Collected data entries
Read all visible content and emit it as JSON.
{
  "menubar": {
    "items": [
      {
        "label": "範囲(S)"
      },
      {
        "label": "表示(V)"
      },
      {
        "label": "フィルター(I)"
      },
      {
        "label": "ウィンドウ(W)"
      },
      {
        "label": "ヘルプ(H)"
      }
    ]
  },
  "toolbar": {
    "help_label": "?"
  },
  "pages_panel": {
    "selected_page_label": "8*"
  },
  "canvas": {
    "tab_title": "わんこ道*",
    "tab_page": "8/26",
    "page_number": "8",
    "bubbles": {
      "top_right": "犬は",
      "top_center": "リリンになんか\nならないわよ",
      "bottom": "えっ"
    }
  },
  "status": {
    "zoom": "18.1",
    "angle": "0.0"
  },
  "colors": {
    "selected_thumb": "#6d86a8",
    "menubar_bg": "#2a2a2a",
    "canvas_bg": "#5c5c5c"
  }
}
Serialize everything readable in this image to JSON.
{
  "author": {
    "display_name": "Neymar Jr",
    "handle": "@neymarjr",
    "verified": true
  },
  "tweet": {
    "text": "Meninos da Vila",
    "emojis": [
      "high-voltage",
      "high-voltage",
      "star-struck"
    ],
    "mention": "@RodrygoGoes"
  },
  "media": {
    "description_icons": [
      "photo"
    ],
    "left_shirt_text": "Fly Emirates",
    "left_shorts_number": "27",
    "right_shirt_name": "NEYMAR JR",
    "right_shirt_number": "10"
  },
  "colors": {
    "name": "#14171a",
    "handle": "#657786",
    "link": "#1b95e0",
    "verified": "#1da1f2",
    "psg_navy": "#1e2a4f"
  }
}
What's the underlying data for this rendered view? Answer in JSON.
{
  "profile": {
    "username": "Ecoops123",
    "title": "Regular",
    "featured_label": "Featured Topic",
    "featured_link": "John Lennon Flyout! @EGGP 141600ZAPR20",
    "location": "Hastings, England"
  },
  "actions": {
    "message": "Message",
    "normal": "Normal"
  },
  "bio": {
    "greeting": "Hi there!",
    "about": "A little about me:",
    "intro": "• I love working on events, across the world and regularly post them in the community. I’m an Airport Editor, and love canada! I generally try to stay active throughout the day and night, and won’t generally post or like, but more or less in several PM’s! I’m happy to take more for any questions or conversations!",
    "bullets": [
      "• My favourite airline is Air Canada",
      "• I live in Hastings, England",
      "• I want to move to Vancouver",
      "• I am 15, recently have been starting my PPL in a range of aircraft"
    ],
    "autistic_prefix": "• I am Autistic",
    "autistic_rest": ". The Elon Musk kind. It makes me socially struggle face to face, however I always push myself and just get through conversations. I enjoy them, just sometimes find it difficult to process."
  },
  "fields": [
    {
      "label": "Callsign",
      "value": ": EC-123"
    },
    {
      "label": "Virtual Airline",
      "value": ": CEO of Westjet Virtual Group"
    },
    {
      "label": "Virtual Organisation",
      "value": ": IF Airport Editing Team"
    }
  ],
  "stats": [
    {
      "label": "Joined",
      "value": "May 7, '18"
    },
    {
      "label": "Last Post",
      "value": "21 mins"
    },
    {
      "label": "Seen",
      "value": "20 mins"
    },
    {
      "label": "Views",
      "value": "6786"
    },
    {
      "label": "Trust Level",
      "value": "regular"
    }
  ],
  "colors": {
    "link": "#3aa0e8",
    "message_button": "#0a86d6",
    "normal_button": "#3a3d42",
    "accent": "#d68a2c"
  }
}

**YOUR INSTRUCTIONS:**
Where a line above contains the word "JSON", copy that line.

**SOLUTION TO THIS PROBLEM:**
Read all visible content and emit it as JSON.
Serialize everything readable in this image to JSON.
What's the underlying data for this rendered view? Answer in JSON.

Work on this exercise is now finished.